** Start **
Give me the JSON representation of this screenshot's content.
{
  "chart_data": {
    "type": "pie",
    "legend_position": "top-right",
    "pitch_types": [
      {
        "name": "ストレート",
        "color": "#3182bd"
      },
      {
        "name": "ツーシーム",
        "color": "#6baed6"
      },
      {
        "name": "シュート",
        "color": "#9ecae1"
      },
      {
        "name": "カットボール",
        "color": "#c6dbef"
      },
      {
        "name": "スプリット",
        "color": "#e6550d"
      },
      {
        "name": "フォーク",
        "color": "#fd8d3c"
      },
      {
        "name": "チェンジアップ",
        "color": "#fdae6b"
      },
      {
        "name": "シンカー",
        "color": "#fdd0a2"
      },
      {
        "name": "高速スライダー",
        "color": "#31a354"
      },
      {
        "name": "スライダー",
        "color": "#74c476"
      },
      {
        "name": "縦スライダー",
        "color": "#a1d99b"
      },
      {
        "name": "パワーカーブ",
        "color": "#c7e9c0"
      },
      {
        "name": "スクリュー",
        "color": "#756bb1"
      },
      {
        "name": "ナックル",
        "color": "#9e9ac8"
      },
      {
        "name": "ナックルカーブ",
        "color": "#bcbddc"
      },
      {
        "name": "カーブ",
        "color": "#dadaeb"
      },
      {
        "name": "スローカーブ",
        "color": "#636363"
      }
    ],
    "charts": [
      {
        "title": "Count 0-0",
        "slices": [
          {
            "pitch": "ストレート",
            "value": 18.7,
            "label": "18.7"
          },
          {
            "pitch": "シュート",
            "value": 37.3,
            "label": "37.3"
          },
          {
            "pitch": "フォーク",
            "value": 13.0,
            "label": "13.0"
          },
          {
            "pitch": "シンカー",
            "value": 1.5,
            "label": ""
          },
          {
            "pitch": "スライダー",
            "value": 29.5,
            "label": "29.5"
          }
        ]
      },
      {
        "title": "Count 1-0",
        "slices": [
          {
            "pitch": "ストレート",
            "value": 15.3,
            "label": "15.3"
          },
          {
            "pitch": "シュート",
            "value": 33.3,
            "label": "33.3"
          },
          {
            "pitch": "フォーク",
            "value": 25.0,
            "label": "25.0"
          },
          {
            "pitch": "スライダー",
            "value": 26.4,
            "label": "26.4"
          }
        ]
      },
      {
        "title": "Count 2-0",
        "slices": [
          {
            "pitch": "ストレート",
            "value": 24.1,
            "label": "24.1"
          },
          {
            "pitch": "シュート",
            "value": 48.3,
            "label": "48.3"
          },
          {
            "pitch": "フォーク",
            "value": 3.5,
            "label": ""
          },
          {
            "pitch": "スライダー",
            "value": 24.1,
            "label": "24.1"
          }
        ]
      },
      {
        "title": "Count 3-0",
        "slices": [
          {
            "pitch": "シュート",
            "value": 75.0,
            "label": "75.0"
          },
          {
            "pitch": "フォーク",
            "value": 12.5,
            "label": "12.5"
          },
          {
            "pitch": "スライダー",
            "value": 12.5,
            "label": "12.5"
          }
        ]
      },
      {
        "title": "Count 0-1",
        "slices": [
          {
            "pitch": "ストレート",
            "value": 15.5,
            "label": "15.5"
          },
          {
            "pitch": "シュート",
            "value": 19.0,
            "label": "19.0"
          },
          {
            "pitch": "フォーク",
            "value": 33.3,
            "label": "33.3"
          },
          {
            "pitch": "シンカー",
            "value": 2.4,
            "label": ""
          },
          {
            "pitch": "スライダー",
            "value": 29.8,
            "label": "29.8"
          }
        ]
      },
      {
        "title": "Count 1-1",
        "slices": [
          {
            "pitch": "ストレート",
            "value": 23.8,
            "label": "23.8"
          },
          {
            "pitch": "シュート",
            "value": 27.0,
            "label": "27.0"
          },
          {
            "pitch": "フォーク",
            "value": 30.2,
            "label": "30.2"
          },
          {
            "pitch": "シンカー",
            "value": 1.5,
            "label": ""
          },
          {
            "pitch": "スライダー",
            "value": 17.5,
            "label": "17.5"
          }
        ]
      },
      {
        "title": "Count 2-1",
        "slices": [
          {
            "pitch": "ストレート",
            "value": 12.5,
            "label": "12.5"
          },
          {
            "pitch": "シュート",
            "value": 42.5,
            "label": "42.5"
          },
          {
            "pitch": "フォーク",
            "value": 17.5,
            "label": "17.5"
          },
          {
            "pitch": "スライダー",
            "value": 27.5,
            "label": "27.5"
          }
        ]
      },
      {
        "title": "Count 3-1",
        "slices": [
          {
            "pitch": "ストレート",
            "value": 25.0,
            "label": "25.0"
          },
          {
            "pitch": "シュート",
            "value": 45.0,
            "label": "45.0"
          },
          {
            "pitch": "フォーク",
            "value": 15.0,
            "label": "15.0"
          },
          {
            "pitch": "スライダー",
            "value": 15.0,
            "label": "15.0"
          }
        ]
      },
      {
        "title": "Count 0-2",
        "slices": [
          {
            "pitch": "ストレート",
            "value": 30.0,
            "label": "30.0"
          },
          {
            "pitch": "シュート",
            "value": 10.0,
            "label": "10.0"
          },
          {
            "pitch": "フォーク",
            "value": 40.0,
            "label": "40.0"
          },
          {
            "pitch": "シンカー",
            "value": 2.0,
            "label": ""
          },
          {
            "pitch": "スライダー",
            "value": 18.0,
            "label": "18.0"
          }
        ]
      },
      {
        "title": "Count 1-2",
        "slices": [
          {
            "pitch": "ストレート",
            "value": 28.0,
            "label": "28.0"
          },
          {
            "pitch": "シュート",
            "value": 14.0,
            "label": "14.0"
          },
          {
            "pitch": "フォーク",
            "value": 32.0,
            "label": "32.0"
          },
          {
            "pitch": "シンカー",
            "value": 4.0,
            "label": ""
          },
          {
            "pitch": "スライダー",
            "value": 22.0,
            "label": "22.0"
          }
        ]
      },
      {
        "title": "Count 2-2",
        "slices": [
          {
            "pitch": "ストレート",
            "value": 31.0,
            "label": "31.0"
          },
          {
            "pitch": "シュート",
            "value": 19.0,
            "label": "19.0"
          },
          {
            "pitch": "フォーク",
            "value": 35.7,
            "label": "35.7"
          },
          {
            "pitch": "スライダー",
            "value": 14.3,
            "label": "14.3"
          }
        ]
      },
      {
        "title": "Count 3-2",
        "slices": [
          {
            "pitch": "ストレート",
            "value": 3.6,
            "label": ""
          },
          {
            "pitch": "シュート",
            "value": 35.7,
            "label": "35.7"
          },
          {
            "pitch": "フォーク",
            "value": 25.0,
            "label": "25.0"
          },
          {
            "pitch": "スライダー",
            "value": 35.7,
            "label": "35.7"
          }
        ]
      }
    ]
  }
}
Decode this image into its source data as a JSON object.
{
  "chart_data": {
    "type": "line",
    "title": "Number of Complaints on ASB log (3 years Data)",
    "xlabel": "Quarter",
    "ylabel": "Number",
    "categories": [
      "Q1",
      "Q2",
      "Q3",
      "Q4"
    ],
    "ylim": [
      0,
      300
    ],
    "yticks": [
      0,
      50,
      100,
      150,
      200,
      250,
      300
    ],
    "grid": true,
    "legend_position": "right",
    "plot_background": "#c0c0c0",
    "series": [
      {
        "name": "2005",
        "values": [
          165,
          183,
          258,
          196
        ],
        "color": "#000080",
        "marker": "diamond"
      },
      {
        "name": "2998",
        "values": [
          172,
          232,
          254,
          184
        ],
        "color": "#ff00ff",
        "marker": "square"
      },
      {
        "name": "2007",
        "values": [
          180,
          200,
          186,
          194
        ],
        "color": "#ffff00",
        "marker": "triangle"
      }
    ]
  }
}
** End **
## WRITTEN INSTRUCTION
Copy each line of the listing that holds the word "right".

## RESULT OF THE EXERCISE
    "legend_position": "top-right",
    "legend_position": "right",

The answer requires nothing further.